▶ [Instructions for the task]: Copy out every record that follows, word for word.

--- --- ---

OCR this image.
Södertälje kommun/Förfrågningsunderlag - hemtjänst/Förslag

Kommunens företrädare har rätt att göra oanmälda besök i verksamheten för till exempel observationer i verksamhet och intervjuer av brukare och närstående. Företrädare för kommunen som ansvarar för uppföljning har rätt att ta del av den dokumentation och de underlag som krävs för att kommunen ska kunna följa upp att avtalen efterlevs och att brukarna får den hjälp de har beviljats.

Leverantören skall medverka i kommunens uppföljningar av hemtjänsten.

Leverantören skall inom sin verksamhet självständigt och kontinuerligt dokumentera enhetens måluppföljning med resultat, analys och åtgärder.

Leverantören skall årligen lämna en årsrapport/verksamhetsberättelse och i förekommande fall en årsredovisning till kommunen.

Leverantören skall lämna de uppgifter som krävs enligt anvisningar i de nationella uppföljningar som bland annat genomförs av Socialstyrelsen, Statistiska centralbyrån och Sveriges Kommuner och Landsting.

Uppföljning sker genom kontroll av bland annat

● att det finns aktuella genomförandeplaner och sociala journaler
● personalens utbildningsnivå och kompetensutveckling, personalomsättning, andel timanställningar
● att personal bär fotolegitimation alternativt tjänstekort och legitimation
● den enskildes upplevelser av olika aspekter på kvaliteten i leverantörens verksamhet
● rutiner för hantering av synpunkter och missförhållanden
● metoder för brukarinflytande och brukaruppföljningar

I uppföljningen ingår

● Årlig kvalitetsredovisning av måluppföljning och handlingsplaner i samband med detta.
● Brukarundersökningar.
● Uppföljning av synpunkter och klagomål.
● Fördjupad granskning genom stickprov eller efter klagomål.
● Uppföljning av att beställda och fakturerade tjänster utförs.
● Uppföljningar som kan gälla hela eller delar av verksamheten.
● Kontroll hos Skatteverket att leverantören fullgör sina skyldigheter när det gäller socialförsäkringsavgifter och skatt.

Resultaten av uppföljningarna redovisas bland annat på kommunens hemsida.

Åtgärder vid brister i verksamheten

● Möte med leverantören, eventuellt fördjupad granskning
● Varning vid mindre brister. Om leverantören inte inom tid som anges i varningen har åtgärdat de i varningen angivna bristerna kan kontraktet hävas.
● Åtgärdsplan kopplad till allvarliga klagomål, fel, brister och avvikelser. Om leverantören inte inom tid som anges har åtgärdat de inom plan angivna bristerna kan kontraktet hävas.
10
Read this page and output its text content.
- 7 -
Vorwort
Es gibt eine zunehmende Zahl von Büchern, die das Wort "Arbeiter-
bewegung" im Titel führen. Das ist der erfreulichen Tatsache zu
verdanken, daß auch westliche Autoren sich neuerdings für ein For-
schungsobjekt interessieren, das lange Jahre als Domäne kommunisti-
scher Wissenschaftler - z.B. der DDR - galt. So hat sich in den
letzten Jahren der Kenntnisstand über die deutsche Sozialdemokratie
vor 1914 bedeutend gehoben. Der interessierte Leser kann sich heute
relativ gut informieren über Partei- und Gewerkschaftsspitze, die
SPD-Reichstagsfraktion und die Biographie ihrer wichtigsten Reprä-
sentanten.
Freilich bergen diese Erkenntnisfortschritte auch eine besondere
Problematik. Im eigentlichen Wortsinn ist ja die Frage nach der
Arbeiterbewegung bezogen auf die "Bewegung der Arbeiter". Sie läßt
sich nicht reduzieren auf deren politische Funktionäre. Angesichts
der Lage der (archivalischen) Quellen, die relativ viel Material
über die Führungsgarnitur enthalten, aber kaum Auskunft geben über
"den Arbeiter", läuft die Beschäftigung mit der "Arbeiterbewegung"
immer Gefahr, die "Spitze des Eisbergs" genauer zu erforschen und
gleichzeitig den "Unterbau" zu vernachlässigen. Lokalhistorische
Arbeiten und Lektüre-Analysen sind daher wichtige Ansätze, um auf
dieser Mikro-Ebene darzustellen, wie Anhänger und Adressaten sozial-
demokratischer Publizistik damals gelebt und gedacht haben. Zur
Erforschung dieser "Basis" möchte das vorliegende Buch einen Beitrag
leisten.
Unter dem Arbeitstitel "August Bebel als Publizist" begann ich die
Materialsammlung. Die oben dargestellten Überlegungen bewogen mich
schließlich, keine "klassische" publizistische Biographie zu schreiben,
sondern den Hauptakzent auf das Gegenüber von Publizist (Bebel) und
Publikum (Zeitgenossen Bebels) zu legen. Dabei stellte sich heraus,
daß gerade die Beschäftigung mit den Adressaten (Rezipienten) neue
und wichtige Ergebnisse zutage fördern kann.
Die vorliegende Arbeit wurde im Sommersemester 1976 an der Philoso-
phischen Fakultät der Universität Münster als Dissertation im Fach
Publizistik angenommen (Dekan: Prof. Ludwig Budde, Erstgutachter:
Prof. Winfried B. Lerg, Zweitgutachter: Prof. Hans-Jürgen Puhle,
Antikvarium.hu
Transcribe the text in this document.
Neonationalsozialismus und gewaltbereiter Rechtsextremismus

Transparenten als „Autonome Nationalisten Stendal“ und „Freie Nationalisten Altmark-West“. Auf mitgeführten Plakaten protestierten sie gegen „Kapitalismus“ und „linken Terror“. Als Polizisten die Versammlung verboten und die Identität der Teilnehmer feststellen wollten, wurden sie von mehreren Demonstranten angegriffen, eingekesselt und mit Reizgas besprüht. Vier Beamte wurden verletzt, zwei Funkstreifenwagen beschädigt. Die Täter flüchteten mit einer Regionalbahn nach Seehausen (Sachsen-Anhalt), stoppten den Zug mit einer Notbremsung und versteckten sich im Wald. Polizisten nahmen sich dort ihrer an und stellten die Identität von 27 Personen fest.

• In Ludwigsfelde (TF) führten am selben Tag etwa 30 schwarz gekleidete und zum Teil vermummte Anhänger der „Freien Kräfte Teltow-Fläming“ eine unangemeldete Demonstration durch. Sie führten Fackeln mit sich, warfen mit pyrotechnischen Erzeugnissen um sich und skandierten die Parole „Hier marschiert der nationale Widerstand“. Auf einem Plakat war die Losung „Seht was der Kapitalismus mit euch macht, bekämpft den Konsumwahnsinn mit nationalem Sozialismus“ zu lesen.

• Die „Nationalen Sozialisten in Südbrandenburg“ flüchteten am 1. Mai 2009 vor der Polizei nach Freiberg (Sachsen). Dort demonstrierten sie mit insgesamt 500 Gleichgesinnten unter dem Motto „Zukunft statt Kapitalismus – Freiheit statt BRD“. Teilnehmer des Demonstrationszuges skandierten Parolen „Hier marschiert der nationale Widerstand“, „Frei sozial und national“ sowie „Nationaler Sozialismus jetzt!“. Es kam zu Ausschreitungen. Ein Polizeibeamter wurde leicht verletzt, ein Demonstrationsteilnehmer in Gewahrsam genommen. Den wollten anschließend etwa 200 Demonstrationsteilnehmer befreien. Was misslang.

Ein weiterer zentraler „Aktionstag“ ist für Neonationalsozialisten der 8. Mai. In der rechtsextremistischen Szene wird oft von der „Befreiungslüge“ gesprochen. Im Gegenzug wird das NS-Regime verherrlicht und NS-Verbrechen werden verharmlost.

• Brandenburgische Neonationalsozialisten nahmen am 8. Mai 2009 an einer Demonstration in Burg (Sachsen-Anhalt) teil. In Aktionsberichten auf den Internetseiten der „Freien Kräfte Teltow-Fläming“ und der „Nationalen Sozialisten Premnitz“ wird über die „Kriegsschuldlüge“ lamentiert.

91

--- --- ---

▶ [Result of the exercise]:
OCR this image.
Södertälje kommun/Förfrågningsunderlag - hemtjänst/Förslag

Kommunens företrädare har rätt att göra oanmälda besök i verksamheten för till exempel observationer i verksamhet och intervjuer av brukare och närstående. Företrädare för kommunen som ansvarar för uppföljning har rätt att ta del av den dokumentation och de underlag som krävs för att kommunen ska kunna följa upp att avtalen efterlevs och att brukarna får den hjälp de har beviljats.

Leverantören skall medverka i kommunens uppföljningar av hemtjänsten.

Leverantören skall inom sin verksamhet självständigt och kontinuerligt dokumentera enhetens måluppföljning med resultat, analys och åtgärder.

Leverantören skall årligen lämna en årsrapport/verksamhetsberättelse och i förekommande fall en årsredovisning till kommunen.

Leverantören skall lämna de uppgifter som krävs enligt anvisningar i de nationella uppföljningar som bland annat genomförs av Socialstyrelsen, Statistiska centralbyrån och Sveriges Kommuner och Landsting.

Uppföljning sker genom kontroll av bland annat

● att det finns aktuella genomförandeplaner och sociala journaler
● personalens utbildningsnivå och kompetensutveckling, personalomsättning, andel timanställningar
● att personal bär fotolegitimation alternativt tjänstekort och legitimation
● den enskildes upplevelser av olika aspekter på kvaliteten i leverantörens verksamhet
● rutiner för hantering av synpunkter och missförhållanden
● metoder för brukarinflytande och brukaruppföljningar

I uppföljningen ingår

● Årlig kvalitetsredovisning av måluppföljning och handlingsplaner i samband med detta.
● Brukarundersökningar.
● Uppföljning av synpunkter och klagomål.
● Fördjupad granskning genom stickprov eller efter klagomål.
● Uppföljning av att beställda och fakturerade tjänster utförs.
● Uppföljningar som kan gälla hela eller delar av verksamheten.
● Kontroll hos Skatteverket att leverantören fullgör sina skyldigheter när det gäller socialförsäkringsavgifter och skatt.

Resultaten av uppföljningarna redovisas bland annat på kommunens hemsida.

Åtgärder vid brister i verksamheten

● Möte med leverantören, eventuellt fördjupad granskning
● Varning vid mindre brister. Om leverantören inte inom tid som anges i varningen har åtgärdat de i varningen angivna bristerna kan kontraktet hävas.
● Åtgärdsplan kopplad till allvarliga klagomål, fel, brister och avvikelser. Om leverantören inte inom tid som anges har åtgärdat de inom plan angivna bristerna kan kontraktet hävas.
10
Read this page and output its text content.
- 7 -
Vorwort
Es gibt eine zunehmende Zahl von Büchern, die das Wort "Arbeiter-
bewegung" im Titel führen. Das ist der erfreulichen Tatsache zu
verdanken, daß auch westliche Autoren sich neuerdings für ein For-
schungsobjekt interessieren, das lange Jahre als Domäne kommunisti-
scher Wissenschaftler - z.B. der DDR - galt. So hat sich in den
letzten Jahren der Kenntnisstand über die deutsche Sozialdemokratie
vor 1914 bedeutend gehoben. Der interessierte Leser kann sich heute
relativ gut informieren über Partei- und Gewerkschaftsspitze, die
SPD-Reichstagsfraktion und die Biographie ihrer wichtigsten Reprä-
sentanten.
Freilich bergen diese Erkenntnisfortschritte auch eine besondere
Problematik. Im eigentlichen Wortsinn ist ja die Frage nach der
Arbeiterbewegung bezogen auf die "Bewegung der Arbeiter". Sie läßt
sich nicht reduzieren auf deren politische Funktionäre. Angesichts
der Lage der (archivalischen) Quellen, die relativ viel Material
über die Führungsgarnitur enthalten, aber kaum Auskunft geben über
"den Arbeiter", läuft die Beschäftigung mit der "Arbeiterbewegung"
immer Gefahr, die "Spitze des Eisbergs" genauer zu erforschen und
gleichzeitig den "Unterbau" zu vernachlässigen. Lokalhistorische
Arbeiten und Lektüre-Analysen sind daher wichtige Ansätze, um auf
dieser Mikro-Ebene darzustellen, wie Anhänger und Adressaten sozial-
demokratischer Publizistik damals gelebt und gedacht haben. Zur
Erforschung dieser "Basis" möchte das vorliegende Buch einen Beitrag
leisten.
Unter dem Arbeitstitel "August Bebel als Publizist" begann ich die
Materialsammlung. Die oben dargestellten Überlegungen bewogen mich
schließlich, keine "klassische" publizistische Biographie zu schreiben,
sondern den Hauptakzent auf das Gegenüber von Publizist (Bebel) und
Publikum (Zeitgenossen Bebels) zu legen. Dabei stellte sich heraus,
daß gerade die Beschäftigung mit den Adressaten (Rezipienten) neue
und wichtige Ergebnisse zutage fördern kann.
Die vorliegende Arbeit wurde im Sommersemester 1976 an der Philoso-
phischen Fakultät der Universität Münster als Dissertation im Fach
Publizistik angenommen (Dekan: Prof. Ludwig Budde, Erstgutachter:
Prof. Winfried B. Lerg, Zweitgutachter: Prof. Hans-Jürgen Puhle,
Antikvarium.hu
Transcribe the text in this document.
Neonationalsozialismus und gewaltbereiter Rechtsextremismus

Transparenten als „Autonome Nationalisten Stendal“ und „Freie Nationalisten Altmark-West“. Auf mitgeführten Plakaten protestierten sie gegen „Kapitalismus“ und „linken Terror“. Als Polizisten die Versammlung verboten und die Identität der Teilnehmer feststellen wollten, wurden sie von mehreren Demonstranten angegriffen, eingekesselt und mit Reizgas besprüht. Vier Beamte wurden verletzt, zwei Funkstreifenwagen beschädigt. Die Täter flüchteten mit einer Regionalbahn nach Seehausen (Sachsen-Anhalt), stoppten den Zug mit einer Notbremsung und versteckten sich im Wald. Polizisten nahmen sich dort ihrer an und stellten die Identität von 27 Personen fest.

• In Ludwigsfelde (TF) führten am selben Tag etwa 30 schwarz gekleidete und zum Teil vermummte Anhänger der „Freien Kräfte Teltow-Fläming“ eine unangemeldete Demonstration durch. Sie führten Fackeln mit sich, warfen mit pyrotechnischen Erzeugnissen um sich und skandierten die Parole „Hier marschiert der nationale Widerstand“. Auf einem Plakat war die Losung „Seht was der Kapitalismus mit euch macht, bekämpft den Konsumwahnsinn mit nationalem Sozialismus“ zu lesen.

• Die „Nationalen Sozialisten in Südbrandenburg“ flüchteten am 1. Mai 2009 vor der Polizei nach Freiberg (Sachsen). Dort demonstrierten sie mit insgesamt 500 Gleichgesinnten unter dem Motto „Zukunft statt Kapitalismus – Freiheit statt BRD“. Teilnehmer des Demonstrationszuges skandierten Parolen „Hier marschiert der nationale Widerstand“, „Frei sozial und national“ sowie „Nationaler Sozialismus jetzt!“. Es kam zu Ausschreitungen. Ein Polizeibeamter wurde leicht verletzt, ein Demonstrationsteilnehmer in Gewahrsam genommen. Den wollten anschließend etwa 200 Demonstrationsteilnehmer befreien. Was misslang.

Ein weiterer zentraler „Aktionstag“ ist für Neonationalsozialisten der 8. Mai. In der rechtsextremistischen Szene wird oft von der „Befreiungslüge“ gesprochen. Im Gegenzug wird das NS-Regime verherrlicht und NS-Verbrechen werden verharmlost.

• Brandenburgische Neonationalsozialisten nahmen am 8. Mai 2009 an einer Demonstration in Burg (Sachsen-Anhalt) teil. In Aktionsberichten auf den Internetseiten der „Freien Kräfte Teltow-Fläming“ und der „Nationalen Sozialisten Premnitz“ wird über die „Kriegsschuldlüge“ lamentiert.

91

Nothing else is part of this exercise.